• Entries from a dataset
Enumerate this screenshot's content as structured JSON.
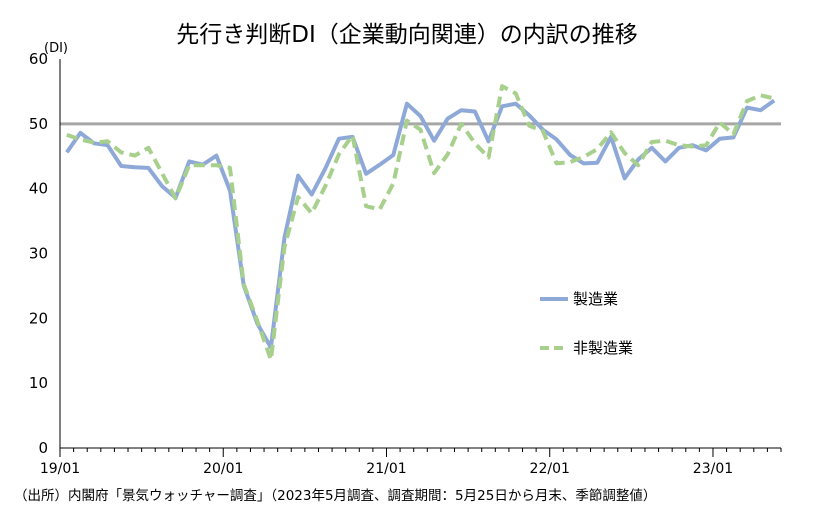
{
  "chart_data": {
    "type": "line",
    "title": "先行き判断DI（企業動向関連）の内訳の推移",
    "ylabel": "(DI)",
    "xlabel": "",
    "ylim": [
      0,
      60
    ],
    "yticks": [
      0,
      10,
      20,
      30,
      40,
      50,
      60
    ],
    "xtick_labels": [
      {
        "label": "19/01",
        "index": 0
      },
      {
        "label": "20/01",
        "index": 12
      },
      {
        "label": "21/01",
        "index": 24
      },
      {
        "label": "22/01",
        "index": 36
      },
      {
        "label": "23/01",
        "index": 48
      }
    ],
    "reference_line": 50,
    "legend_position": "right",
    "series": [
      {
        "name": "製造業",
        "color": "#8EA9D8",
        "dash": "solid",
        "values": [
          45.6,
          48.6,
          47.0,
          46.7,
          43.5,
          43.3,
          43.2,
          40.4,
          38.6,
          44.2,
          43.7,
          45.1,
          39.7,
          25.1,
          19.2,
          15.5,
          32.5,
          42.0,
          39.1,
          43.1,
          47.7,
          48.0,
          42.3,
          43.7,
          45.2,
          53.1,
          51.2,
          47.4,
          50.8,
          52.1,
          51.9,
          47.3,
          52.7,
          53.1,
          51.3,
          49.1,
          47.6,
          45.2,
          43.9,
          44.0,
          48.0,
          41.6,
          44.5,
          46.3,
          44.2,
          46.3,
          46.7,
          45.9,
          47.7,
          47.9,
          52.5,
          52.1,
          53.6
        ]
      },
      {
        "name": "非製造業",
        "color": "#A8D08D",
        "dash": "dashed",
        "values": [
          48.3,
          47.6,
          47.1,
          47.3,
          45.6,
          45.1,
          46.3,
          42.4,
          38.5,
          43.6,
          43.6,
          43.6,
          43.2,
          25.3,
          19.6,
          13.6,
          31.0,
          38.7,
          36.2,
          40.4,
          45.3,
          48.2,
          37.3,
          36.8,
          40.8,
          50.5,
          49.1,
          42.4,
          45.3,
          50.0,
          47.0,
          44.8,
          55.8,
          54.7,
          49.7,
          48.9,
          43.9,
          44.1,
          44.9,
          46.1,
          48.7,
          45.5,
          43.6,
          47.2,
          47.4,
          46.7,
          46.5,
          46.7,
          50.2,
          48.4,
          53.5,
          54.4,
          53.9
        ]
      }
    ]
  },
  "source_note": "（出所）内閣府「景気ウォッチャー調査」（2023年5月調査、調査期間：5月25日から月末、季節調整値）"
}
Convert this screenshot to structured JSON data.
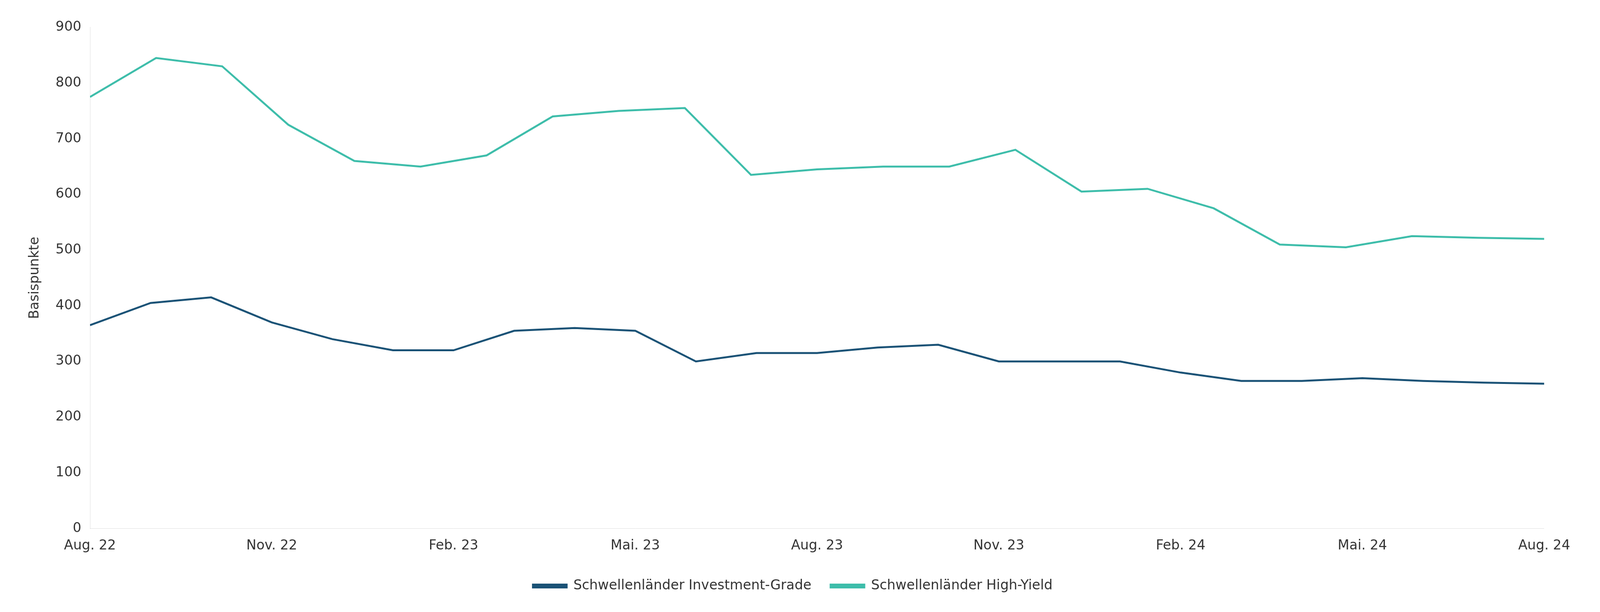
{
  "chart_data": {
    "type": "line",
    "ylabel": "Basispunkte",
    "xlim": [
      0,
      24
    ],
    "xticks": [
      {
        "value": 0,
        "label": "Aug. 22"
      },
      {
        "value": 3,
        "label": "Nov. 22"
      },
      {
        "value": 6,
        "label": "Feb. 23"
      },
      {
        "value": 9,
        "label": "Mai. 23"
      },
      {
        "value": 12,
        "label": "Aug. 23"
      },
      {
        "value": 15,
        "label": "Nov. 23"
      },
      {
        "value": 18,
        "label": "Feb. 24"
      },
      {
        "value": 21,
        "label": "Mai. 24"
      },
      {
        "value": 24,
        "label": "Aug. 24"
      }
    ],
    "ylim": [
      0,
      900
    ],
    "yticks": [
      0,
      100,
      200,
      300,
      400,
      500,
      600,
      700,
      800,
      900
    ],
    "grid": false,
    "legend": "bottom",
    "series": [
      {
        "name": "Schwellenländer Investment-Grade",
        "color": "#1a5276",
        "x": [
          0,
          1,
          2,
          3,
          4,
          5,
          6,
          7,
          8,
          9,
          10,
          11,
          12,
          13,
          14,
          15,
          16,
          17,
          18,
          19,
          20,
          21,
          22,
          23,
          24
        ],
        "values": [
          365,
          405,
          415,
          370,
          340,
          320,
          320,
          355,
          360,
          355,
          300,
          315,
          315,
          325,
          330,
          300,
          300,
          300,
          280,
          265,
          265,
          270,
          265,
          262,
          260
        ]
      },
      {
        "name": "Schwellenländer High-Yield",
        "color": "#3dbdaa",
        "x": [
          0,
          1.090909090909,
          2.181818181818,
          3.272727272727,
          4.363636363636,
          5.454545454545,
          6.545454545455,
          7.636363636364,
          8.727272727273,
          9.818181818182,
          10.909090909091,
          12,
          13.090909090909,
          14.181818181818,
          15.272727272727,
          16.363636363636,
          17.454545454545,
          18.545454545455,
          19.636363636364,
          20.727272727273,
          21.818181818182,
          22.909090909091,
          24
        ],
        "values": [
          775,
          845,
          830,
          725,
          660,
          650,
          670,
          740,
          750,
          755,
          635,
          645,
          650,
          650,
          680,
          605,
          610,
          575,
          510,
          505,
          525,
          522,
          520
        ]
      }
    ]
  }
}
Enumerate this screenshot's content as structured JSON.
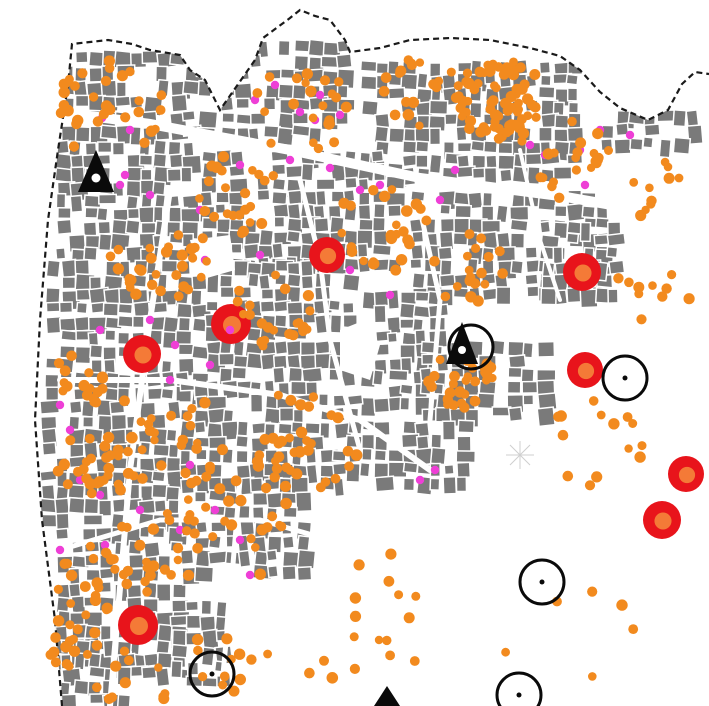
{
  "map": {
    "colors": {
      "background": "#ffffff",
      "buildings": "#7a7a7a",
      "boundary": "#1a1a1a",
      "point_orange": "#f28a1e",
      "point_magenta": "#ee3fd6",
      "hotspot_outer": "#e8141b",
      "hotspot_inner": "#f47a37",
      "marker": "#0a0a0a",
      "rose": "#cfcfcf"
    },
    "boundary_style": "dashed",
    "layers": [
      "building-footprints",
      "point-events-orange",
      "point-events-magenta",
      "hotspot-circles",
      "ring-markers",
      "triangle-markers"
    ]
  }
}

• Short problem
Set down the records in full and exactly. Do not carry over any image.

• Finished answer
Enumerate this screenshot's content as structured JSON.
{
  "chart_data": {
    "type": "line",
    "title": "先行き判断DI（企業動向関連）の内訳の推移",
    "ylabel": "(DI)",
    "xlabel": "",
    "ylim": [
      0,
      60
    ],
    "yticks": [
      0,
      10,
      20,
      30,
      40,
      50,
      60
    ],
    "xtick_labels": [
      {
        "label": "19/01",
        "index": 0
      },
      {
        "label": "20/01",
        "index": 12
      },
      {
        "label": "21/01",
        "index": 24
      },
      {
        "label": "22/01",
        "index": 36
      },
      {
        "label": "23/01",
        "index": 48
      }
    ],
    "reference_line": 50,
    "legend_position": "right",
    "series": [
      {
        "name": "製造業",
        "color": "#8EA9D8",
        "dash": "solid",
        "values": [
          45.6,
          48.6,
          47.0,
          46.7,
          43.5,
          43.3,
          43.2,
          40.4,
          38.6,
          44.2,
          43.7,
          45.1,
          39.7,
          25.1,
          19.2,
          15.5,
          32.5,
          42.0,
          39.1,
          43.1,
          47.7,
          48.0,
          42.3,
          43.7,
          45.2,
          53.1,
          51.2,
          47.4,
          50.8,
          52.1,
          51.9,
          47.3,
          52.7,
          53.1,
          51.3,
          49.1,
          47.6,
          45.2,
          43.9,
          44.0,
          48.0,
          41.6,
          44.5,
          46.3,
          44.2,
          46.3,
          46.7,
          45.9,
          47.7,
          47.9,
          52.5,
          52.1,
          53.6
        ]
      },
      {
        "name": "非製造業",
        "color": "#A8D08D",
        "dash": "dashed",
        "values": [
          48.3,
          47.6,
          47.1,
          47.3,
          45.6,
          45.1,
          46.3,
          42.4,
          38.5,
          43.6,
          43.6,
          43.6,
          43.2,
          25.3,
          19.6,
          13.6,
          31.0,
          38.7,
          36.2,
          40.4,
          45.3,
          48.2,
          37.3,
          36.8,
          40.8,
          50.5,
          49.1,
          42.4,
          45.3,
          50.0,
          47.0,
          44.8,
          55.8,
          54.7,
          49.7,
          48.9,
          43.9,
          44.1,
          44.9,
          46.1,
          48.7,
          45.5,
          43.6,
          47.2,
          47.4,
          46.7,
          46.5,
          46.7,
          50.2,
          48.4,
          53.5,
          54.4,
          53.9
        ]
      }
    ]
  },
  "source_note": "（出所）内閣府「景気ウォッチャー調査」（2023年5月調査、調査期間：5月25日から月末、季節調整値）"
}
Convert this screenshot to structured JSON data.
{
  "chart_data": {
    "type": "line",
    "ylabel": "Basispunkte",
    "xlim": [
      0,
      24
    ],
    "xticks": [
      {
        "value": 0,
        "label": "Aug. 22"
      },
      {
        "value": 3,
        "label": "Nov. 22"
      },
      {
        "value": 6,
        "label": "Feb. 23"
      },
      {
        "value": 9,
        "label": "Mai. 23"
      },
      {
        "value": 12,
        "label": "Aug. 23"
      },
      {
        "value": 15,
        "label": "Nov. 23"
      },
      {
        "value": 18,
        "label": "Feb. 24"
      },
      {
        "value": 21,
        "label": "Mai. 24"
      },
      {
        "value": 24,
        "label": "Aug. 24"
      }
    ],
    "ylim": [
      0,
      900
    ],
    "yticks": [
      0,
      100,
      200,
      300,
      400,
      500,
      600,
      700,
      800,
      900
    ],
    "grid": false,
    "legend": "bottom",
    "series": [
      {
        "name": "Schwellenländer Investment-Grade",
        "color": "#1a5276",
        "x": [
          0,
          1,
          2,
          3,
          4,
          5,
          6,
          7,
          8,
          9,
          10,
          11,
          12,
          13,
          14,
          15,
          16,
          17,
          18,
          19,
          20,
          21,
          22,
          23,
          24
        ],
        "values": [
          365,
          405,
          415,
          370,
          340,
          320,
          320,
          355,
          360,
          355,
          300,
          315,
          315,
          325,
          330,
          300,
          300,
          300,
          280,
          265,
          265,
          270,
          265,
          262,
          260
        ]
      },
      {
        "name": "Schwellenländer High-Yield",
        "color": "#3dbdaa",
        "x": [
          0,
          1.090909090909,
          2.181818181818,
          3.272727272727,
          4.363636363636,
          5.454545454545,
          6.545454545455,
          7.636363636364,
          8.727272727273,
          9.818181818182,
          10.909090909091,
          12,
          13.090909090909,
          14.181818181818,
          15.272727272727,
          16.363636363636,
          17.454545454545,
          18.545454545455,
          19.636363636364,
          20.727272727273,
          21.818181818182,
          22.909090909091,
          24
        ],
        "values": [
          775,
          845,
          830,
          725,
          660,
          650,
          670,
          740,
          750,
          755,
          635,
          645,
          650,
          650,
          680,
          605,
          610,
          575,
          510,
          505,
          525,
          522,
          520
        ]
      }
    ]
  }
}
Enumerate this screenshot's content as structured JSON.
{
  "map": {
    "colors": {
      "background": "#ffffff",
      "buildings": "#7a7a7a",
      "boundary": "#1a1a1a",
      "point_orange": "#f28a1e",
      "point_magenta": "#ee3fd6",
      "hotspot_outer": "#e8141b",
      "hotspot_inner": "#f47a37",
      "marker": "#0a0a0a",
      "rose": "#cfcfcf"
    },
    "boundary_style": "dashed",
    "layers": [
      "building-footprints",
      "point-events-orange",
      "point-events-magenta",
      "hotspot-circles",
      "ring-markers",
      "triangle-markers"
    ]
  }
}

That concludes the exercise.